>> Start Record extracts
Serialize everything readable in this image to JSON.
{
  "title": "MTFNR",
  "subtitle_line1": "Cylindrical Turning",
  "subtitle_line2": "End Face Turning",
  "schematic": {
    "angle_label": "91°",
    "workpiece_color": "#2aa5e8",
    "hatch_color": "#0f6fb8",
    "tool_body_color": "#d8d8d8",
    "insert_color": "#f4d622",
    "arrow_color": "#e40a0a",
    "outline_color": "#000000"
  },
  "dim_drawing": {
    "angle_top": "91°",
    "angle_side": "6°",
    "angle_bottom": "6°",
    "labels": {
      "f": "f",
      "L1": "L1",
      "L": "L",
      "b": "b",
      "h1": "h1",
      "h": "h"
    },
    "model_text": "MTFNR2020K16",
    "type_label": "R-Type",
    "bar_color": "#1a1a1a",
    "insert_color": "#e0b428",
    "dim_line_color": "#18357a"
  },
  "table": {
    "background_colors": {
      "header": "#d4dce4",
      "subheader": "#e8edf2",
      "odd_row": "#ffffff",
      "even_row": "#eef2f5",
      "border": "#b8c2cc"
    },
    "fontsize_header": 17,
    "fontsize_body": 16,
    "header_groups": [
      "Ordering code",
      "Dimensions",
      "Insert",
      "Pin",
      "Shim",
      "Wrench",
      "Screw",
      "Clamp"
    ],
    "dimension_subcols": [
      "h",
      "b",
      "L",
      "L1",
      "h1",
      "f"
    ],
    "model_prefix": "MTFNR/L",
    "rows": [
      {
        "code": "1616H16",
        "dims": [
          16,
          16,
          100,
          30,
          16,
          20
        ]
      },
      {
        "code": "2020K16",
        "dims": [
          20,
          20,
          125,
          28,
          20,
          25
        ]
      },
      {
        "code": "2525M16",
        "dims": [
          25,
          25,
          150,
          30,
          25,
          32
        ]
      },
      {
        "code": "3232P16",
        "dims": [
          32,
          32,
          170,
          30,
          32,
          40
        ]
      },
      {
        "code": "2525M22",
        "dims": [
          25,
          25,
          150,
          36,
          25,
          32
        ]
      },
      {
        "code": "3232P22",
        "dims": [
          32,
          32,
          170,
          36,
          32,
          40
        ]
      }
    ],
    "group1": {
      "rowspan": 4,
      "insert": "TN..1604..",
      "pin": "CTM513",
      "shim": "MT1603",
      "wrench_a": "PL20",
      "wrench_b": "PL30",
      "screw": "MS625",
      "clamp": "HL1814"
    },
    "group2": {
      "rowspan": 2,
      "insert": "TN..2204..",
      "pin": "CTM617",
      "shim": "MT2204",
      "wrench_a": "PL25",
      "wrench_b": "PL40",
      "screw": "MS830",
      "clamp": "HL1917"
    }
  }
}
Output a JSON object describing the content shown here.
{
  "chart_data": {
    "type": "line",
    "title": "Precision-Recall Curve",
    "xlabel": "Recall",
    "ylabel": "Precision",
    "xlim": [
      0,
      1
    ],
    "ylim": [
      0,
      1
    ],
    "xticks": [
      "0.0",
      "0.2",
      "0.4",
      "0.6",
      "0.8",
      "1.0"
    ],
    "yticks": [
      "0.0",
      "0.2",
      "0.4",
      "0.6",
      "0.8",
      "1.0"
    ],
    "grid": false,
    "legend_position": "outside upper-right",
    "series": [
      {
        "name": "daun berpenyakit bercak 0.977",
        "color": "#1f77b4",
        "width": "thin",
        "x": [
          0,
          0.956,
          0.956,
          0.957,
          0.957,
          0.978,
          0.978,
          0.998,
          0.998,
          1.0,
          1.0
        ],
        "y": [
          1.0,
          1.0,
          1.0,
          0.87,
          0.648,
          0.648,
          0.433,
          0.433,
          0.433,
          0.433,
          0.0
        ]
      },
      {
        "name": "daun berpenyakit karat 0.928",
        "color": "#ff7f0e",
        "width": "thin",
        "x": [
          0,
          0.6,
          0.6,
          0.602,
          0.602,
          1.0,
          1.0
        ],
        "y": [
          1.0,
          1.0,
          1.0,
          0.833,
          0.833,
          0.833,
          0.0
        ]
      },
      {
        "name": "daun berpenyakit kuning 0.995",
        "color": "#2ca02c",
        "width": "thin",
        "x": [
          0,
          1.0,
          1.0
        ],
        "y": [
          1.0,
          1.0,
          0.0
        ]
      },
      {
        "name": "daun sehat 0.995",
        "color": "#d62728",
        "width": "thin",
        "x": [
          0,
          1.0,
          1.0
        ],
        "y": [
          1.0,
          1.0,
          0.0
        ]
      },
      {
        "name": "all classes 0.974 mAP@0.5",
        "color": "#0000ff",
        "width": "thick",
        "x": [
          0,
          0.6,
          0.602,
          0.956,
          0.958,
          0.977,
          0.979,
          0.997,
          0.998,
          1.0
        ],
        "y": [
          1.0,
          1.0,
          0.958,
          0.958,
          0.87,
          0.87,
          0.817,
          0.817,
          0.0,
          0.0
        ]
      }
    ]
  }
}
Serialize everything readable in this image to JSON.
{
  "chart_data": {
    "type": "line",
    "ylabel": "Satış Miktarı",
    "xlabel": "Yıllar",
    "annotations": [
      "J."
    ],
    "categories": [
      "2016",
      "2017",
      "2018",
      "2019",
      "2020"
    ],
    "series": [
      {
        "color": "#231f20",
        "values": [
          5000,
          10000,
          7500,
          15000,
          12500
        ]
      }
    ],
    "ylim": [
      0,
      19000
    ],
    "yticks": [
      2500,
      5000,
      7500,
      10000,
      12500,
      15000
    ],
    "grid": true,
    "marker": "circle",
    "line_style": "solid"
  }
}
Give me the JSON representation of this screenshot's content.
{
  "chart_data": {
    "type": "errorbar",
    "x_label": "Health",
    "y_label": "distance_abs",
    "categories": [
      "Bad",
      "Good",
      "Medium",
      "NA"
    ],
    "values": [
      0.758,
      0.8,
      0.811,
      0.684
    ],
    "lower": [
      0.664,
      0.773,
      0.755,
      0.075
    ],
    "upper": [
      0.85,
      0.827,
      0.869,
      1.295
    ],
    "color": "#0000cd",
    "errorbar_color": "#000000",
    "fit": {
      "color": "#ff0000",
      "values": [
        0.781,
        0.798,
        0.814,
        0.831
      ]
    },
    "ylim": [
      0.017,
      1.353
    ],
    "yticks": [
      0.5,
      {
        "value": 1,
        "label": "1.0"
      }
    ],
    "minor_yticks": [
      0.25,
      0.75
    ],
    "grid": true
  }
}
>> End Record extracts
## Set task
Of the lines in the material, how many include "JSON"? Respond with the number alone.

## Exercise answer
4